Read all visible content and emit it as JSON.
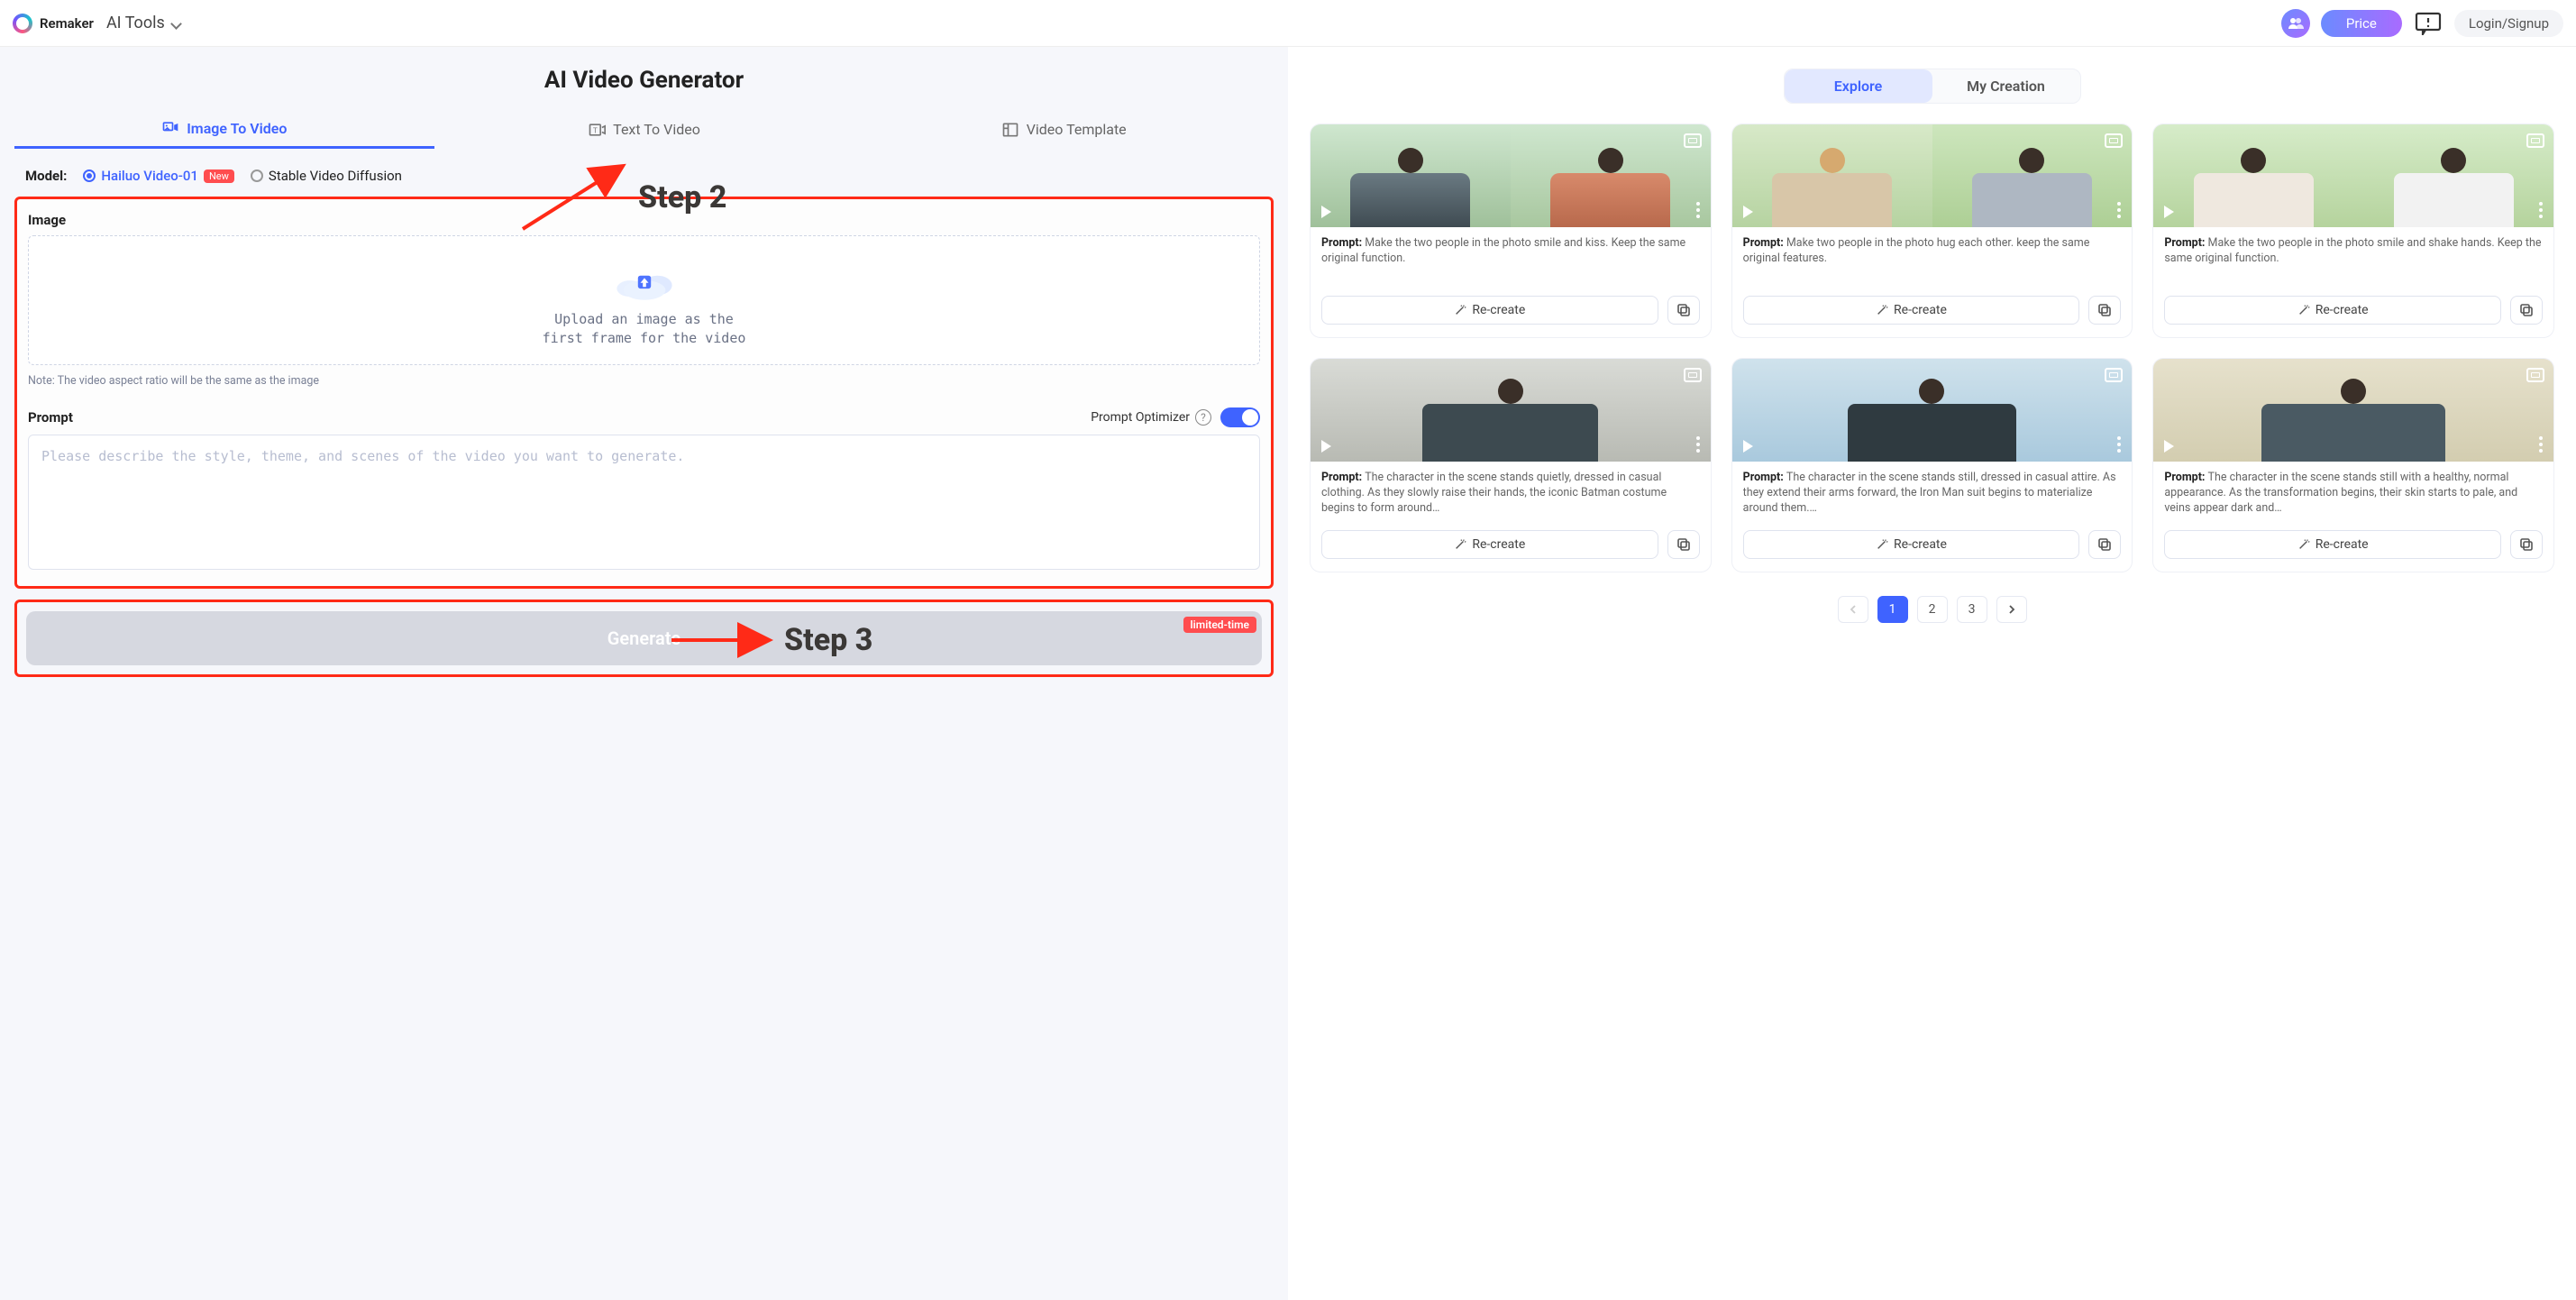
{
  "nav": {
    "brand": "Remaker",
    "ai_tools": "AI Tools",
    "price": "Price",
    "login": "Login/Signup"
  },
  "left": {
    "title": "AI Video Generator",
    "tabs": {
      "image_to_video": "Image To Video",
      "text_to_video": "Text To Video",
      "video_template": "Video Template"
    },
    "model": {
      "label": "Model:",
      "hailuo": "Hailuo Video-01",
      "new_badge": "New",
      "stable": "Stable Video Diffusion"
    },
    "image_section": {
      "label": "Image",
      "upload_line1": "Upload an image as the",
      "upload_line2": "first frame for the video",
      "note": "Note: The video aspect ratio will be the same as the image"
    },
    "prompt_section": {
      "label": "Prompt",
      "optimizer_label": "Prompt Optimizer",
      "placeholder": "Please describe the style, theme, and scenes of the video you want to generate."
    },
    "generate": {
      "label": "Generate",
      "badge": "limited-time"
    }
  },
  "annotations": {
    "step2": "Step 2",
    "step3": "Step 3"
  },
  "right": {
    "tabs": {
      "explore": "Explore",
      "my_creation": "My Creation"
    },
    "prompt_prefix": "Prompt: ",
    "recreate": "Re-create",
    "cards": [
      {
        "text": "Make the two people in the photo smile and kiss. Keep the same original function."
      },
      {
        "text": "Make two people in the photo hug each other. keep the same original features."
      },
      {
        "text": "Make the two people in the photo smile and shake hands. Keep the same original function."
      },
      {
        "text": "The character in the scene stands quietly, dressed in casual clothing. As they slowly raise their hands, the iconic Batman costume begins to form around…"
      },
      {
        "text": "The character in the scene stands still, dressed in casual attire. As they extend their arms forward, the Iron Man suit begins to materialize around them.…"
      },
      {
        "text": "The character in the scene stands still with a healthy, normal appearance. As the transformation begins, their skin starts to pale, and veins appear dark and…"
      }
    ],
    "pagination": {
      "pages": [
        "1",
        "2",
        "3"
      ],
      "active": "1"
    }
  },
  "colors": {
    "accent": "#3f63ff",
    "danger": "#ff4d4f",
    "annotation": "#ff2a17"
  }
}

━━━━━━━━━━━━━━━━━━━━

--- Task instructions ---
Copy out every line in the listing where the word "people" appears.

--- Result ---
        "text": "Make the two people in the photo smile and kiss. Keep the same original function."
        "text": "Make two people in the photo hug each other. keep the same original features."
        "text": "Make the two people in the photo smile and shake hands. Keep the same original function."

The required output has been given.